» Exercise details
Reproduce every one of the entries below, line for line and without any changes.

» Exercise materials
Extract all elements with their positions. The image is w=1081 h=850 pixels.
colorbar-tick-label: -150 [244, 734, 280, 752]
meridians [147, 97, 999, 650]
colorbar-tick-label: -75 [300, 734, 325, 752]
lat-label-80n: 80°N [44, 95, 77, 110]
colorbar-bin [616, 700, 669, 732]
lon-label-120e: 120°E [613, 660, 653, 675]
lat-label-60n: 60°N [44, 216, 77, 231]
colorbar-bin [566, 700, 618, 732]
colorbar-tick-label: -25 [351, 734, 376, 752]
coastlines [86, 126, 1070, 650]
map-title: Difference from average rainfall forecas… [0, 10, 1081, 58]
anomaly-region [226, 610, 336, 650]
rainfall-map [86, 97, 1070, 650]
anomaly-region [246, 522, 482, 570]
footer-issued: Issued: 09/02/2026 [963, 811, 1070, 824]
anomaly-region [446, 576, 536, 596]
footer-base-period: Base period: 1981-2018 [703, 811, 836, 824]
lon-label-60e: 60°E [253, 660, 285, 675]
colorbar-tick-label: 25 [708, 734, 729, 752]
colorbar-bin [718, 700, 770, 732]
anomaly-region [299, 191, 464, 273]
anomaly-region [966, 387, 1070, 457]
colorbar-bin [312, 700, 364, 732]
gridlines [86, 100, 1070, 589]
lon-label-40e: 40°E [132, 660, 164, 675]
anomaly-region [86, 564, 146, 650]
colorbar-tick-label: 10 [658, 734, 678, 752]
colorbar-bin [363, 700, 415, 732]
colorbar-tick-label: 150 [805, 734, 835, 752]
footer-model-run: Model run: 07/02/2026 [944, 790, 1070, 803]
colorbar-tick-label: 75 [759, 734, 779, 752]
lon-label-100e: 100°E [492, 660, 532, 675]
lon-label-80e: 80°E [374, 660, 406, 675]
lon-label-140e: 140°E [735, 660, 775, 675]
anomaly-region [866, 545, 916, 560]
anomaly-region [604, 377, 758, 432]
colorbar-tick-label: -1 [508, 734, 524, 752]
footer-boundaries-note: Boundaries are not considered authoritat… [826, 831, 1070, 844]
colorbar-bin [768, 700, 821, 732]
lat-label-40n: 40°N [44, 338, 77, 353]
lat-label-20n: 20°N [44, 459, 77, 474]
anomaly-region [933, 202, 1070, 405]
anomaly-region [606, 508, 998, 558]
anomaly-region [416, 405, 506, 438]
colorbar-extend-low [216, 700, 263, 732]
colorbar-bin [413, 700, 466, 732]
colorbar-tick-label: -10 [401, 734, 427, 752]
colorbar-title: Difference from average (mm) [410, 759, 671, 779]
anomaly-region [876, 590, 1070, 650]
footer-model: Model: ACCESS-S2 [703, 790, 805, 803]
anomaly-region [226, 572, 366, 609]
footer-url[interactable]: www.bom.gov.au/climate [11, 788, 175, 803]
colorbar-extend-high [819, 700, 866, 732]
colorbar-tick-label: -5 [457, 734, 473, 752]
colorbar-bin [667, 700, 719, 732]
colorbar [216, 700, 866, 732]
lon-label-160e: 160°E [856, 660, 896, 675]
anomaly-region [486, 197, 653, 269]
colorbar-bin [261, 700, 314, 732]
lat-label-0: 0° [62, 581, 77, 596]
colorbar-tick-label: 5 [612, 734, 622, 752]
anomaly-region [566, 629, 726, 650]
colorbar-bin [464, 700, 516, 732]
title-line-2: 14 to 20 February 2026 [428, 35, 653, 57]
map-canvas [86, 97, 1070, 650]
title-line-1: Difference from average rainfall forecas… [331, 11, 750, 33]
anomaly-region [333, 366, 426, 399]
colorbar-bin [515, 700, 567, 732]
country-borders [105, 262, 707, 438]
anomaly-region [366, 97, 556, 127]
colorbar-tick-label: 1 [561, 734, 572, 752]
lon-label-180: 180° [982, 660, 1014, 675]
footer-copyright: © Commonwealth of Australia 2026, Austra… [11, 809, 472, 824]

» Answer to the problem
Extract all elements with their positions. The image is w=1081 h=850 pixels.
colorbar-tick-label: -150 [244, 734, 280, 752]
meridians [147, 97, 999, 650]
colorbar-tick-label: -75 [300, 734, 325, 752]
lat-label-80n: 80°N [44, 95, 77, 110]
colorbar-bin [616, 700, 669, 732]
lon-label-120e: 120°E [613, 660, 653, 675]
lat-label-60n: 60°N [44, 216, 77, 231]
colorbar-bin [566, 700, 618, 732]
colorbar-tick-label: -25 [351, 734, 376, 752]
coastlines [86, 126, 1070, 650]
map-title: Difference from average rainfall forecas… [0, 10, 1081, 58]
anomaly-region [226, 610, 336, 650]
rainfall-map [86, 97, 1070, 650]
anomaly-region [246, 522, 482, 570]
footer-issued: Issued: 09/02/2026 [963, 811, 1070, 824]
anomaly-region [446, 576, 536, 596]
footer-base-period: Base period: 1981-2018 [703, 811, 836, 824]
lon-label-60e: 60°E [253, 660, 285, 675]
colorbar-tick-label: 25 [708, 734, 729, 752]
colorbar-bin [718, 700, 770, 732]
anomaly-region [299, 191, 464, 273]
anomaly-region [966, 387, 1070, 457]
colorbar-bin [312, 700, 364, 732]
gridlines [86, 100, 1070, 589]
lon-label-40e: 40°E [132, 660, 164, 675]
anomaly-region [86, 564, 146, 650]
colorbar-tick-label: 10 [658, 734, 678, 752]
colorbar-bin [363, 700, 415, 732]
colorbar-tick-label: 150 [805, 734, 835, 752]
footer-model-run: Model run: 07/02/2026 [944, 790, 1070, 803]
colorbar-tick-label: 75 [759, 734, 779, 752]
lon-label-100e: 100°E [492, 660, 532, 675]
lon-label-80e: 80°E [374, 660, 406, 675]
lon-label-140e: 140°E [735, 660, 775, 675]
anomaly-region [866, 545, 916, 560]
anomaly-region [604, 377, 758, 432]
colorbar-tick-label: -1 [508, 734, 524, 752]
footer-boundaries-note: Boundaries are not considered authoritat… [826, 831, 1070, 844]
colorbar-bin [768, 700, 821, 732]
lat-label-40n: 40°N [44, 338, 77, 353]
lat-label-20n: 20°N [44, 459, 77, 474]
anomaly-region [933, 202, 1070, 405]
anomaly-region [606, 508, 998, 558]
anomaly-region [416, 405, 506, 438]
colorbar-extend-low [216, 700, 263, 732]
colorbar-bin [413, 700, 466, 732]
colorbar-tick-label: -10 [401, 734, 427, 752]
colorbar-title: Difference from average (mm) [410, 759, 671, 779]
anomaly-region [876, 590, 1070, 650]
footer-model: Model: ACCESS-S2 [703, 790, 805, 803]
anomaly-region [226, 572, 366, 609]
footer-url[interactable]: www.bom.gov.au/climate [11, 788, 175, 803]
colorbar-extend-high [819, 700, 866, 732]
colorbar-tick-label: -5 [457, 734, 473, 752]
colorbar-bin [667, 700, 719, 732]
colorbar [216, 700, 866, 732]
lon-label-160e: 160°E [856, 660, 896, 675]
anomaly-region [486, 197, 653, 269]
colorbar-bin [261, 700, 314, 732]
lat-label-0: 0° [62, 581, 77, 596]
colorbar-tick-label: 5 [612, 734, 622, 752]
anomaly-region [566, 629, 726, 650]
colorbar-bin [464, 700, 516, 732]
title-line-2: 14 to 20 February 2026 [428, 35, 653, 57]
map-canvas [86, 97, 1070, 650]
title-line-1: Difference from average rainfall forecas… [331, 11, 750, 33]
anomaly-region [333, 366, 426, 399]
colorbar-bin [515, 700, 567, 732]
country-borders [105, 262, 707, 438]
anomaly-region [366, 97, 556, 127]
colorbar-tick-label: 1 [561, 734, 572, 752]
lon-label-180: 180° [982, 660, 1014, 675]
footer-copyright: © Commonwealth of Australia 2026, Austra… [11, 809, 472, 824]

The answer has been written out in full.